MATERIAL PROVIDED:

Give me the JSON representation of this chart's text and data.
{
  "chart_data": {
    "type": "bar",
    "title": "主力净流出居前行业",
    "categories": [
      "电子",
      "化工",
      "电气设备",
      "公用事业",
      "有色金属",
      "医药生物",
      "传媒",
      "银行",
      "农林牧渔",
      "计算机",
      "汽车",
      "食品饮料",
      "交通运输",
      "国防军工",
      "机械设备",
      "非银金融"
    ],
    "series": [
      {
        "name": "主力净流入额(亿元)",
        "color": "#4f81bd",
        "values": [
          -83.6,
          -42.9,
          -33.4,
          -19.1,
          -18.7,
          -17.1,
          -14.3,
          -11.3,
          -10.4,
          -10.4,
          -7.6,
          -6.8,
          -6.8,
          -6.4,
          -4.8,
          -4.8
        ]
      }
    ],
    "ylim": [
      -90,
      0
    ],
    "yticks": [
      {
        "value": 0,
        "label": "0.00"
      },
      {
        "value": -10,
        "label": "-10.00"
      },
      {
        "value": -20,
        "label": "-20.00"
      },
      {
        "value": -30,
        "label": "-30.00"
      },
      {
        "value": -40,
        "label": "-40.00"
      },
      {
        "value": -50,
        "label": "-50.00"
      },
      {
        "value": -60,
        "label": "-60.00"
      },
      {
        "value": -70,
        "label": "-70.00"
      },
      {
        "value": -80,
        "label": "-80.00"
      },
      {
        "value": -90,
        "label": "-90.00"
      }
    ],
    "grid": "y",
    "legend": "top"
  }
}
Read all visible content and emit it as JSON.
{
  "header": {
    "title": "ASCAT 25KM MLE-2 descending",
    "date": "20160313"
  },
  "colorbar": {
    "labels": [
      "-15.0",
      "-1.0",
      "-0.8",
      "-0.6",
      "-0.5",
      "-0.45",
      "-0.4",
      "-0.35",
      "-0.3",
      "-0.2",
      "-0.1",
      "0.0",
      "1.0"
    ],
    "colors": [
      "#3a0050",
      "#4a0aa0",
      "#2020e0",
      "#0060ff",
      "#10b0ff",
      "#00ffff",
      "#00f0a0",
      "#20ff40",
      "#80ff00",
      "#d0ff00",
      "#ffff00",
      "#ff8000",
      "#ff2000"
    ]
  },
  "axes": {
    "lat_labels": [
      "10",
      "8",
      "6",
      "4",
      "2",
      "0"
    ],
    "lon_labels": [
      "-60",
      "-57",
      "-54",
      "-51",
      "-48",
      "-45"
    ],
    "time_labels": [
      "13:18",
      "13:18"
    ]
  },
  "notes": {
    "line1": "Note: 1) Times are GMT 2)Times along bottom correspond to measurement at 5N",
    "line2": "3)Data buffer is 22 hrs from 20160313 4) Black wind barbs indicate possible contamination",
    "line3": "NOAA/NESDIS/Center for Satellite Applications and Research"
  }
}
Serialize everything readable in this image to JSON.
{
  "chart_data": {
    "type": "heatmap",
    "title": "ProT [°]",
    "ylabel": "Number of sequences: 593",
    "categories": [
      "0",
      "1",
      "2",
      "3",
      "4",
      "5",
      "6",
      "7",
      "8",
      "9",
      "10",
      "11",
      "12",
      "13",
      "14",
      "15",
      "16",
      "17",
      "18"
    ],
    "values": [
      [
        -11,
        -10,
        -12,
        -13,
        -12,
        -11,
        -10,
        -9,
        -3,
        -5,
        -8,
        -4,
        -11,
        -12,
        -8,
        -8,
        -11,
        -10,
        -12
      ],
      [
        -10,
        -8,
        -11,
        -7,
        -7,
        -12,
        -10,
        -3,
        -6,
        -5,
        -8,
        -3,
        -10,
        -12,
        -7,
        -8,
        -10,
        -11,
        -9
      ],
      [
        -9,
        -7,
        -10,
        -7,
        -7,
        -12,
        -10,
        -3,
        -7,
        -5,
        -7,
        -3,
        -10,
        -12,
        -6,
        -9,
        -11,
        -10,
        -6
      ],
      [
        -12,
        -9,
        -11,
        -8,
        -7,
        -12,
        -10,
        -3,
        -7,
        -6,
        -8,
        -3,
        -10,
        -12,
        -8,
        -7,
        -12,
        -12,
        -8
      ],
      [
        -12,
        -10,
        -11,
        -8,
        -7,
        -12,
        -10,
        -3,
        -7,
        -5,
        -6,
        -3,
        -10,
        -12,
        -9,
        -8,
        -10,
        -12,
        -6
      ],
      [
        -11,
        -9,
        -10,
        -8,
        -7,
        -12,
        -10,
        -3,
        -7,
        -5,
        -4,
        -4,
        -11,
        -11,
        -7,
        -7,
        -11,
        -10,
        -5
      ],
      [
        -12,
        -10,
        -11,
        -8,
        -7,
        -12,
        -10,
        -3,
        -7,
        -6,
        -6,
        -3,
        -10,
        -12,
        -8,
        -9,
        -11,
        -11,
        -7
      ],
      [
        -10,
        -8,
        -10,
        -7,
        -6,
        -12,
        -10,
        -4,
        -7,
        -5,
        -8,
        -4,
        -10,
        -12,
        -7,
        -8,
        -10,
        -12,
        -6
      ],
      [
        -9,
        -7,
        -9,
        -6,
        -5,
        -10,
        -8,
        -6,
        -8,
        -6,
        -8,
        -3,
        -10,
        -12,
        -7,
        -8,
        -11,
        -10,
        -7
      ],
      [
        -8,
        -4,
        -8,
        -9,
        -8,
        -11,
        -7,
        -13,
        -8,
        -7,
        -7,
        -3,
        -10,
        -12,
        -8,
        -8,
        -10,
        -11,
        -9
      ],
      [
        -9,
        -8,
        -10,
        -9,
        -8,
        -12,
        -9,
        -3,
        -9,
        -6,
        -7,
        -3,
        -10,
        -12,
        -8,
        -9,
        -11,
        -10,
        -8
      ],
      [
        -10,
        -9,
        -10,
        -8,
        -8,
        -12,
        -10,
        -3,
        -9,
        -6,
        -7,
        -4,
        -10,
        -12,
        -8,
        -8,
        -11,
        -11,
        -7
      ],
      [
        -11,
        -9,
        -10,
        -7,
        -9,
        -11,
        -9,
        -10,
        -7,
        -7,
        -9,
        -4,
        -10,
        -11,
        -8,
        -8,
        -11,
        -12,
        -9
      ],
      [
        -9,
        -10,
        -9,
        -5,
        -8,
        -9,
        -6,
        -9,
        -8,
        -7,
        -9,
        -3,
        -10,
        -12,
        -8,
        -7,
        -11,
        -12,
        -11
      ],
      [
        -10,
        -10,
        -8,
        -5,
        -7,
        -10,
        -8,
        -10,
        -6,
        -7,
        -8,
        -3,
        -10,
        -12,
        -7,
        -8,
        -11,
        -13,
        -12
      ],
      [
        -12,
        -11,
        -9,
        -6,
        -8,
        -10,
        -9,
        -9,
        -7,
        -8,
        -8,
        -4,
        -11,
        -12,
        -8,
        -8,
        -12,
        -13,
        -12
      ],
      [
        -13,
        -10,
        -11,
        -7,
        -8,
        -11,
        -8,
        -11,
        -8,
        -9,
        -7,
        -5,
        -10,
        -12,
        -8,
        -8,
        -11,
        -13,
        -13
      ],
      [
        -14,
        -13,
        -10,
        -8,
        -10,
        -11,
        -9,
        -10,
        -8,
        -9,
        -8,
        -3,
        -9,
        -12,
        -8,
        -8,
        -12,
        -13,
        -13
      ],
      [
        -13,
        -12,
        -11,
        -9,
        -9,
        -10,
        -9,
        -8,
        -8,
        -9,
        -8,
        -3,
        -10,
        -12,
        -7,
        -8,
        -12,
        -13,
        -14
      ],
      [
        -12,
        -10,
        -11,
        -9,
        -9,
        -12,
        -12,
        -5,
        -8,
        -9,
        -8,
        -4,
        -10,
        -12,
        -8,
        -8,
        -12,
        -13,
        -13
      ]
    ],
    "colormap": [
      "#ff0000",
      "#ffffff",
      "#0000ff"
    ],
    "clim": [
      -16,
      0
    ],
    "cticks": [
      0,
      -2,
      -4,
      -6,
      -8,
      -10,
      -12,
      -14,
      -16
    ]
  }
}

STATED GOAL: Copy every line above in which the string "title" shows up.

PROBLEM SOLUTION:
    "title": "主力净流出居前行业",
    "title": "ASCAT 25KM MLE-2 descending",
    "title": "ProT [°]",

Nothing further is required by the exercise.